Data records:
___

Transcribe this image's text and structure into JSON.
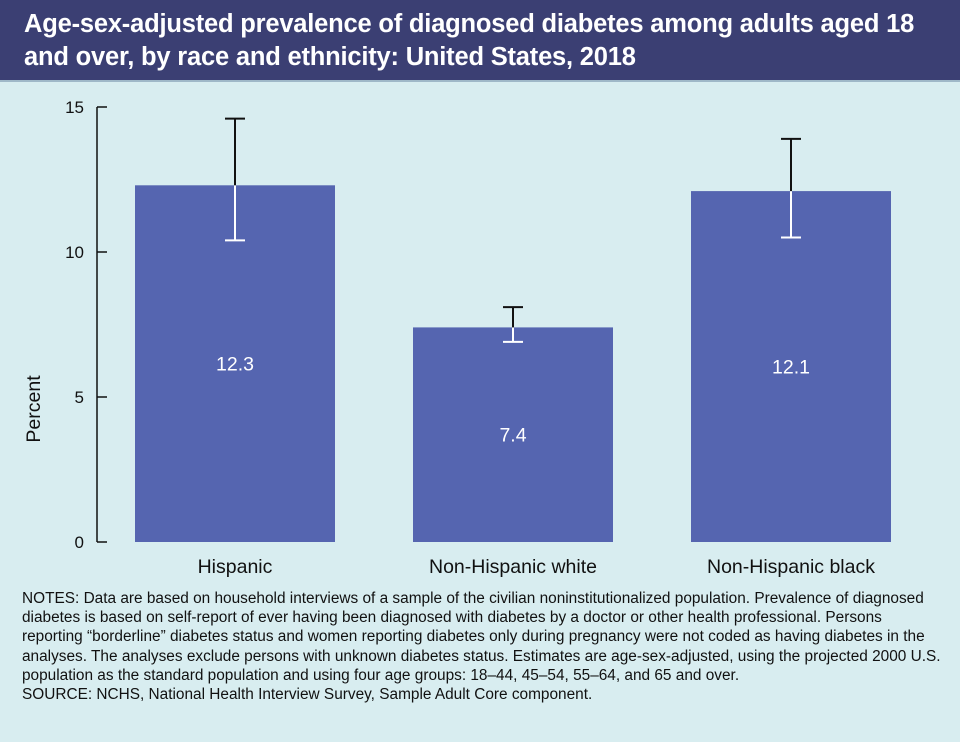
{
  "title": "Age-sex-adjusted prevalence of diagnosed diabetes among adults aged 18 and over, by race and ethnicity: United States, 2018",
  "colors": {
    "header_bg": "#3b3f73",
    "page_bg": "#d8edf0",
    "bar": "#5565b0"
  },
  "chart_data": {
    "type": "bar",
    "categories": [
      "Hispanic",
      "Non-Hispanic white",
      "Non-Hispanic black"
    ],
    "values": [
      12.3,
      7.4,
      12.1
    ],
    "value_labels": [
      "12.3",
      "7.4",
      "12.1"
    ],
    "error_low": [
      10.4,
      6.9,
      10.5
    ],
    "error_high": [
      14.6,
      8.1,
      13.9
    ],
    "ylabel": "Percent",
    "ylim": [
      0,
      15
    ],
    "yticks": [
      "0",
      "5",
      "10",
      "15"
    ],
    "grid": false
  },
  "notes": [
    "NOTES: Data are based on household interviews of a sample of the civilian noninstitutionalized population. Prevalence of diagnosed diabetes is based on self-report of ever having been diagnosed with diabetes by a doctor or other health professional. Persons reporting “borderline” diabetes status and women reporting diabetes only during pregnancy were not coded as having diabetes in the analyses. The analyses exclude persons with unknown diabetes status. Estimates are age-sex-adjusted, using the projected 2000 U.S. population as the standard population and using four age groups: 18–44, 45–54, 55–64, and 65 and over.",
    "SOURCE: NCHS, National Health Interview Survey, Sample Adult Core component."
  ]
}
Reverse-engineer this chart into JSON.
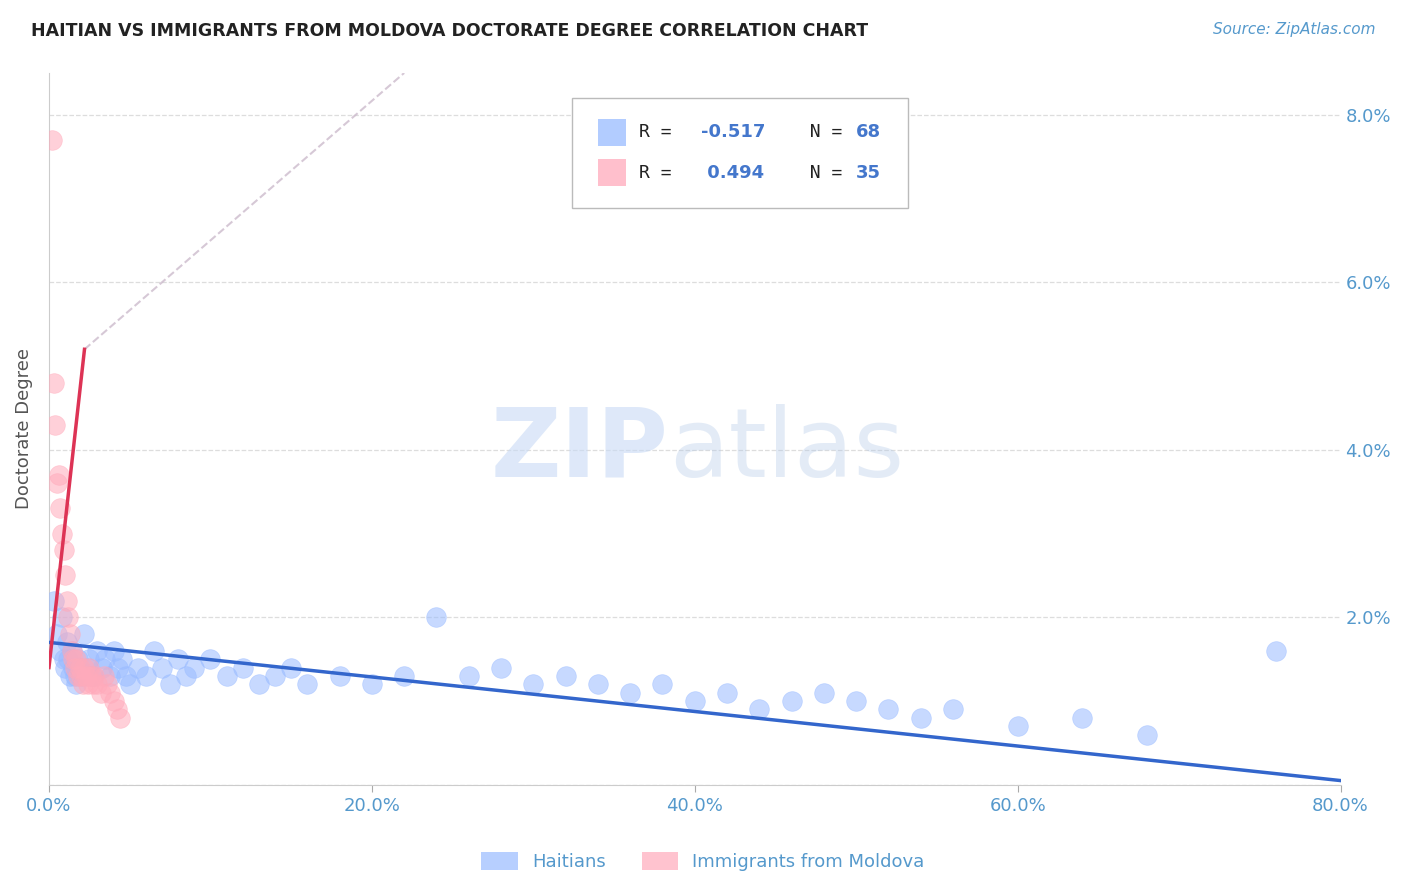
{
  "title": "HAITIAN VS IMMIGRANTS FROM MOLDOVA DOCTORATE DEGREE CORRELATION CHART",
  "source": "Source: ZipAtlas.com",
  "ylabel": "Doctorate Degree",
  "xmin": 0.0,
  "xmax": 80.0,
  "ymin": 0.0,
  "ymax": 8.5,
  "yticks": [
    0.0,
    2.0,
    4.0,
    6.0,
    8.0
  ],
  "ytick_labels": [
    "",
    "2.0%",
    "4.0%",
    "6.0%",
    "8.0%"
  ],
  "xticks": [
    0.0,
    20.0,
    40.0,
    60.0,
    80.0
  ],
  "xtick_labels": [
    "0.0%",
    "20.0%",
    "40.0%",
    "60.0%",
    "80.0%"
  ],
  "color_blue": "#99bbff",
  "color_pink": "#ffaabb",
  "color_trend_blue": "#3366cc",
  "color_trend_pink": "#dd3355",
  "color_trend_dash": "#ccbbcc",
  "color_axis_label": "#5599cc",
  "color_title": "#333333",
  "legend_r_color": "#333333",
  "legend_val_color": "#4477cc",
  "blue_x": [
    0.3,
    0.5,
    0.7,
    0.8,
    0.9,
    1.0,
    1.1,
    1.2,
    1.3,
    1.4,
    1.5,
    1.6,
    1.7,
    1.8,
    1.9,
    2.0,
    2.2,
    2.4,
    2.5,
    2.7,
    3.0,
    3.3,
    3.5,
    3.8,
    4.0,
    4.3,
    4.5,
    4.8,
    5.0,
    5.5,
    6.0,
    6.5,
    7.0,
    7.5,
    8.0,
    8.5,
    9.0,
    10.0,
    11.0,
    12.0,
    13.0,
    14.0,
    15.0,
    16.0,
    18.0,
    20.0,
    22.0,
    24.0,
    26.0,
    28.0,
    30.0,
    32.0,
    34.0,
    36.0,
    38.0,
    40.0,
    42.0,
    44.0,
    46.0,
    48.0,
    50.0,
    52.0,
    54.0,
    56.0,
    60.0,
    64.0,
    68.0,
    76.0
  ],
  "blue_y": [
    2.2,
    1.8,
    1.6,
    2.0,
    1.5,
    1.4,
    1.7,
    1.5,
    1.3,
    1.6,
    1.4,
    1.3,
    1.2,
    1.5,
    1.4,
    1.3,
    1.8,
    1.4,
    1.5,
    1.3,
    1.6,
    1.4,
    1.5,
    1.3,
    1.6,
    1.4,
    1.5,
    1.3,
    1.2,
    1.4,
    1.3,
    1.6,
    1.4,
    1.2,
    1.5,
    1.3,
    1.4,
    1.5,
    1.3,
    1.4,
    1.2,
    1.3,
    1.4,
    1.2,
    1.3,
    1.2,
    1.3,
    2.0,
    1.3,
    1.4,
    1.2,
    1.3,
    1.2,
    1.1,
    1.2,
    1.0,
    1.1,
    0.9,
    1.0,
    1.1,
    1.0,
    0.9,
    0.8,
    0.9,
    0.7,
    0.8,
    0.6,
    1.6
  ],
  "pink_x": [
    0.2,
    0.3,
    0.4,
    0.5,
    0.6,
    0.7,
    0.8,
    0.9,
    1.0,
    1.1,
    1.2,
    1.3,
    1.4,
    1.5,
    1.6,
    1.7,
    1.8,
    1.9,
    2.0,
    2.1,
    2.2,
    2.3,
    2.4,
    2.5,
    2.6,
    2.7,
    2.8,
    3.0,
    3.2,
    3.4,
    3.6,
    3.8,
    4.0,
    4.2,
    4.4
  ],
  "pink_y": [
    7.7,
    4.8,
    4.3,
    3.6,
    3.7,
    3.3,
    3.0,
    2.8,
    2.5,
    2.2,
    2.0,
    1.8,
    1.6,
    1.5,
    1.4,
    1.5,
    1.3,
    1.4,
    1.3,
    1.2,
    1.4,
    1.3,
    1.2,
    1.4,
    1.3,
    1.2,
    1.3,
    1.2,
    1.1,
    1.3,
    1.2,
    1.1,
    1.0,
    0.9,
    0.8
  ],
  "pink_trend_x0": 0.0,
  "pink_trend_y0": 1.4,
  "pink_trend_x1": 2.2,
  "pink_trend_y1": 5.2,
  "pink_dash_x0": 2.2,
  "pink_dash_y0": 5.2,
  "pink_dash_x1": 22.0,
  "pink_dash_y1": 8.5,
  "blue_trend_x0": 0.0,
  "blue_trend_y0": 1.7,
  "blue_trend_x1": 80.0,
  "blue_trend_y1": 0.05
}
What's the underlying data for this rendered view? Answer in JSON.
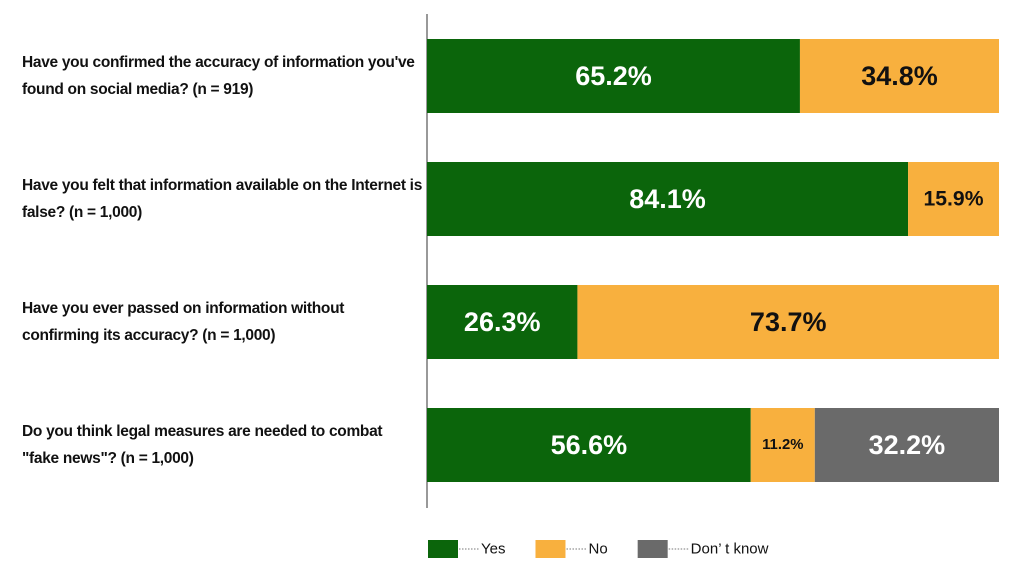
{
  "chart_data": {
    "type": "stacked-bar-horizontal",
    "categories": [
      "Have you confirmed the accuracy of information you've found on social media? (n = 919)",
      "Have you felt that information available on the Internet is false? (n = 1,000)",
      "Have you ever passed on information without confirming its accuracy? (n = 1,000)",
      "Do you think legal measures are needed to combat \"fake news\"? (n = 1,000)"
    ],
    "series": [
      {
        "name": "Yes",
        "color": "#0b650b",
        "label_color": "#ffffff",
        "values": [
          65.2,
          84.1,
          26.3,
          56.6
        ],
        "value_labels": [
          "65.2%",
          "84.1%",
          "26.3%",
          "56.6%"
        ]
      },
      {
        "name": "No",
        "color": "#f8b03e",
        "label_color": "#111111",
        "values": [
          34.8,
          15.9,
          73.7,
          11.2
        ],
        "value_labels": [
          "34.8%",
          "15.9%",
          "73.7%",
          "11.2%"
        ]
      },
      {
        "name": "Don’ t know",
        "color": "#6a6a6a",
        "label_color": "#ffffff",
        "values": [
          null,
          null,
          null,
          32.2
        ],
        "value_labels": [
          null,
          null,
          null,
          "32.2%"
        ]
      }
    ],
    "xlim": [
      0,
      100
    ],
    "legend": "bottom"
  }
}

___

● GOAL: Take the line containing "What's the underlying" and all lines after it to the end of the data above, and reproduce them exactly, leaving out pictures. Nothing else belongs in the copy.

● COMPLETE OUTPUT:
What's the underlying data for this rendered view? Answer in JSON.
{
  "chart_data": {
    "type": "stacked-bar-horizontal",
    "categories": [
      "Have you confirmed the accuracy of information you've found on social media? (n = 919)",
      "Have you felt that information available on the Internet is false? (n = 1,000)",
      "Have you ever passed on information without confirming its accuracy? (n = 1,000)",
      "Do you think legal measures are needed to combat \"fake news\"? (n = 1,000)"
    ],
    "series": [
      {
        "name": "Yes",
        "color": "#0b650b",
        "label_color": "#ffffff",
        "values": [
          65.2,
          84.1,
          26.3,
          56.6
        ],
        "value_labels": [
          "65.2%",
          "84.1%",
          "26.3%",
          "56.6%"
        ]
      },
      {
        "name": "No",
        "color": "#f8b03e",
        "label_color": "#111111",
        "values": [
          34.8,
          15.9,
          73.7,
          11.2
        ],
        "value_labels": [
          "34.8%",
          "15.9%",
          "73.7%",
          "11.2%"
        ]
      },
      {
        "name": "Don’ t know",
        "color": "#6a6a6a",
        "label_color": "#ffffff",
        "values": [
          null,
          null,
          null,
          32.2
        ],
        "value_labels": [
          null,
          null,
          null,
          "32.2%"
        ]
      }
    ],
    "xlim": [
      0,
      100
    ],
    "legend": "bottom"
  }
}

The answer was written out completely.